**** Task inputs
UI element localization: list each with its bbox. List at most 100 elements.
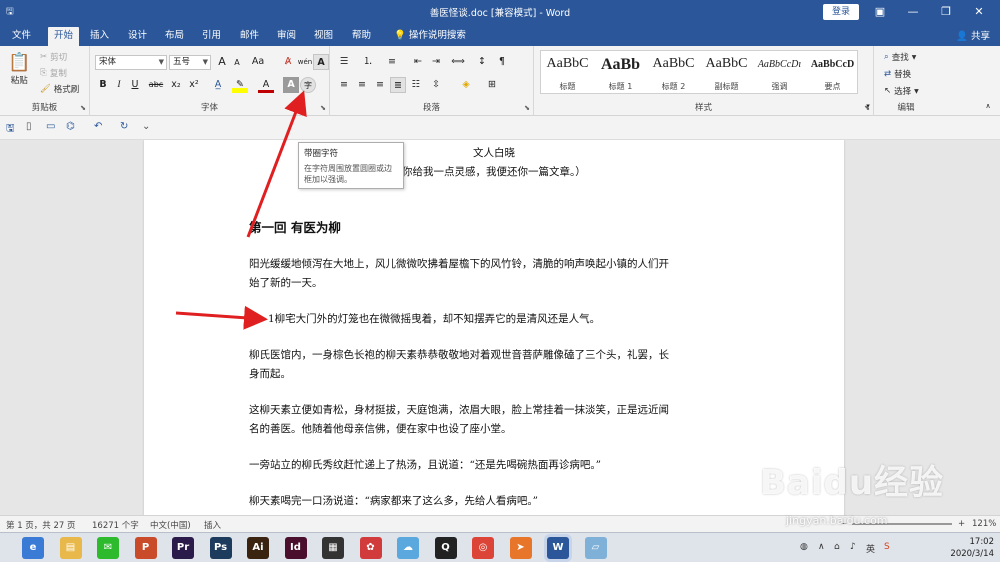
new-document-icon[interactable]: ▯: [26, 121, 32, 132]
document-page[interactable]: 文人白晓 你给我一点灵感，我便还你一篇文章。） 第一回 有医为柳 阳光缓缓地倾泻…: [144, 140, 844, 515]
paragraph-line[interactable]: 始了新的一天。: [249, 274, 323, 293]
decrease-indent-button[interactable]: ⇤: [410, 54, 426, 70]
author-line[interactable]: 文人白晓: [473, 144, 515, 163]
distributed-button[interactable]: ☷: [408, 77, 424, 93]
word-icon[interactable]: W: [547, 537, 569, 559]
multilevel-list-button[interactable]: ≡: [384, 54, 400, 70]
word-count[interactable]: 16271 个字: [92, 519, 139, 531]
bold-button[interactable]: B: [95, 77, 111, 93]
tab-design[interactable]: 设计: [122, 27, 153, 46]
ribbon-display-options-icon[interactable]: ▣: [871, 3, 889, 21]
copy-button[interactable]: ⎘ 复制: [40, 67, 67, 79]
style-heading-2[interactable]: AaBbC 标题 2: [647, 51, 700, 95]
font-size-combo[interactable]: 五号 ▼: [169, 55, 211, 70]
chinese-layout-button[interactable]: ⟺: [450, 54, 466, 70]
select-button[interactable]: ↖ 选择 ▼: [884, 85, 919, 97]
find-button[interactable]: ⌕ 查找 ▼: [884, 51, 916, 63]
style-strong[interactable]: AaBbCcD 要点: [806, 51, 859, 95]
styles-more-icon[interactable]: ▾: [860, 98, 876, 114]
paragraph-line[interactable]: 名的善医。他随着他母亲信佛，便在家中也设了座小堂。: [249, 420, 512, 439]
premiere-icon[interactable]: Pr: [172, 537, 194, 559]
clipboard-launcher-icon[interactable]: ⬊: [80, 104, 86, 112]
indesign-icon[interactable]: Id: [284, 537, 307, 559]
borders-button[interactable]: ⊞: [484, 77, 500, 93]
paste-button[interactable]: 📋 粘贴: [8, 52, 30, 86]
text-effects-button[interactable]: A̲: [210, 77, 226, 93]
tray-sogou-icon[interactable]: S: [884, 542, 890, 552]
close-button[interactable]: ✕: [970, 3, 988, 21]
shrink-font-button[interactable]: A: [229, 55, 245, 71]
collapse-ribbon-icon[interactable]: ∧: [980, 98, 996, 114]
tab-references[interactable]: 引用: [196, 27, 227, 46]
tab-insert[interactable]: 插入: [84, 27, 115, 46]
shading-button[interactable]: ◈: [458, 77, 474, 93]
customize-qat-icon[interactable]: ⌄: [142, 121, 150, 132]
style-subtitle[interactable]: AaBbC 副标题: [700, 51, 753, 95]
line-spacing-button[interactable]: ⇳: [428, 77, 444, 93]
tray-app-icon[interactable]: ◍: [800, 542, 808, 552]
style-heading-1[interactable]: AaBb 标题 1: [594, 51, 647, 95]
insert-mode[interactable]: 插入: [204, 519, 221, 531]
file-explorer-icon[interactable]: ▤: [59, 537, 82, 559]
highlight-color-button[interactable]: ✎: [232, 77, 248, 93]
qq-icon[interactable]: Q: [434, 537, 457, 559]
paragraph-line[interactable]: 柳氏医馆内，一身棕色长袍的柳天素恭恭敬敬地对着观世音菩萨雕像磕了三个头，礼罢，长: [249, 346, 669, 365]
font-launcher-icon[interactable]: ⬊: [320, 104, 326, 112]
zoom-level[interactable]: 121%: [972, 519, 996, 529]
underline-button[interactable]: U: [127, 77, 143, 93]
style-emphasis[interactable]: AaBbCcDı 强调: [753, 51, 806, 95]
paragraph-line[interactable]: 身而起。: [249, 365, 291, 384]
clock[interactable]: 17:02 2020/3/14: [950, 536, 994, 560]
chrome-icon[interactable]: ◎: [472, 537, 494, 559]
tab-file[interactable]: 文件: [6, 27, 37, 46]
chapter-heading[interactable]: 第一回 有医为柳: [249, 218, 341, 237]
paragraph-launcher-icon[interactable]: ⬊: [524, 104, 530, 112]
clear-formatting-button[interactable]: A̷: [280, 54, 296, 70]
redo-icon[interactable]: ↻: [120, 121, 128, 132]
justify-button[interactable]: ≣: [390, 77, 406, 93]
undo-icon[interactable]: ↶: [94, 121, 102, 132]
show-marks-button[interactable]: ¶: [494, 54, 510, 70]
cut-button[interactable]: ✂ 剪切: [40, 51, 67, 63]
paragraph-line[interactable]: 柳天素喝完一口汤说道：“病家都来了这么多，先给人看病吧。”: [249, 492, 538, 511]
style-title[interactable]: AaBbC 标题: [541, 51, 594, 95]
change-case-button[interactable]: Aa: [248, 54, 268, 70]
paragraph-line[interactable]: 一旁站立的柳氏秀纹赶忙递上了热汤，且说道：“还是先喝碗热面再诊病吧。”: [249, 456, 601, 475]
photoshop-icon[interactable]: Ps: [209, 537, 232, 559]
enclose-characters-button[interactable]: 字: [300, 77, 316, 93]
italic-button[interactable]: I: [111, 77, 127, 93]
language-indicator[interactable]: 中文(中国): [150, 519, 191, 531]
numbering-button[interactable]: ⒈: [360, 54, 376, 70]
open-folder-icon[interactable]: ▭: [46, 121, 55, 132]
tray-chevron-icon[interactable]: ∧: [818, 542, 825, 552]
page-count[interactable]: 第 1 页，共 27 页: [6, 519, 76, 531]
align-center-button[interactable]: ≡: [354, 77, 370, 93]
maximize-button[interactable]: ❐: [937, 3, 955, 21]
align-left-button[interactable]: ≡: [336, 77, 352, 93]
save-icon[interactable]: 🖫: [6, 121, 15, 138]
font-family-combo[interactable]: 宋体 ▼: [95, 55, 167, 70]
browser-360-icon[interactable]: e: [22, 537, 44, 559]
tab-mailings[interactable]: 邮件: [234, 27, 265, 46]
paragraph-line[interactable]: 这柳天素立便如青松，身材挺拔，天庭饱满，浓眉大眼，脸上常挂着一抹淡笑，正是远近闻: [249, 401, 669, 420]
tab-layout[interactable]: 布局: [159, 27, 190, 46]
character-border-button[interactable]: A: [313, 54, 329, 70]
bullets-button[interactable]: ☰: [336, 54, 352, 70]
video-editor-icon[interactable]: ▦: [322, 537, 344, 559]
foxmail-icon[interactable]: ➤: [509, 537, 532, 559]
format-painter-button[interactable]: 🖌 格式刷: [40, 83, 79, 95]
tab-home[interactable]: 开始: [48, 27, 80, 46]
font-color-button[interactable]: A: [258, 77, 274, 93]
notes-icon[interactable]: ▱: [584, 537, 607, 559]
chat-app-icon[interactable]: ☁: [397, 537, 419, 559]
grow-font-button[interactable]: A: [214, 54, 230, 70]
subscript-button[interactable]: x₂: [168, 77, 184, 93]
phonetic-guide-button[interactable]: wén: [297, 54, 313, 70]
sort-button[interactable]: ↕: [474, 54, 490, 70]
tray-network-icon[interactable]: ⌂: [834, 542, 840, 552]
tab-help[interactable]: 帮助: [346, 27, 377, 46]
superscript-button[interactable]: x²: [186, 77, 202, 93]
replace-button[interactable]: ⇄ 替换: [884, 68, 911, 80]
wechat-icon[interactable]: ✉: [97, 537, 119, 559]
strikethrough-button[interactable]: abc: [146, 77, 166, 93]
********
To be done: Rewrite the items from the line containing "new-document-icon[interactable]: ▯: [26, 121, 32, 132]" through the line containing "style-heading-2[interactable]: AaBbC 标题", with "interactable" changed to "clickable" and nothing else altered.

Complete response:
new-document-icon[clickable]: ▯: [26, 121, 32, 132]
document-page[clickable]: 文人白晓 你给我一点灵感，我便还你一篇文章。） 第一回 有医为柳 阳光缓缓地倾泻…: [144, 140, 844, 515]
paragraph-line[clickable]: 始了新的一天。: [249, 274, 323, 293]
decrease-indent-button[clickable]: ⇤: [410, 54, 426, 70]
author-line[clickable]: 文人白晓: [473, 144, 515, 163]
distributed-button[clickable]: ☷: [408, 77, 424, 93]
word-icon[clickable]: W: [547, 537, 569, 559]
multilevel-list-button[clickable]: ≡: [384, 54, 400, 70]
word-count[clickable]: 16271 个字: [92, 519, 139, 531]
bold-button[clickable]: B: [95, 77, 111, 93]
tab-design[clickable]: 设计: [122, 27, 153, 46]
ribbon-display-options-icon[clickable]: ▣: [871, 3, 889, 21]
copy-button[clickable]: ⎘ 复制: [40, 67, 67, 79]
style-heading-2[clickable]: AaBbC 标题 2: [647, 51, 700, 95]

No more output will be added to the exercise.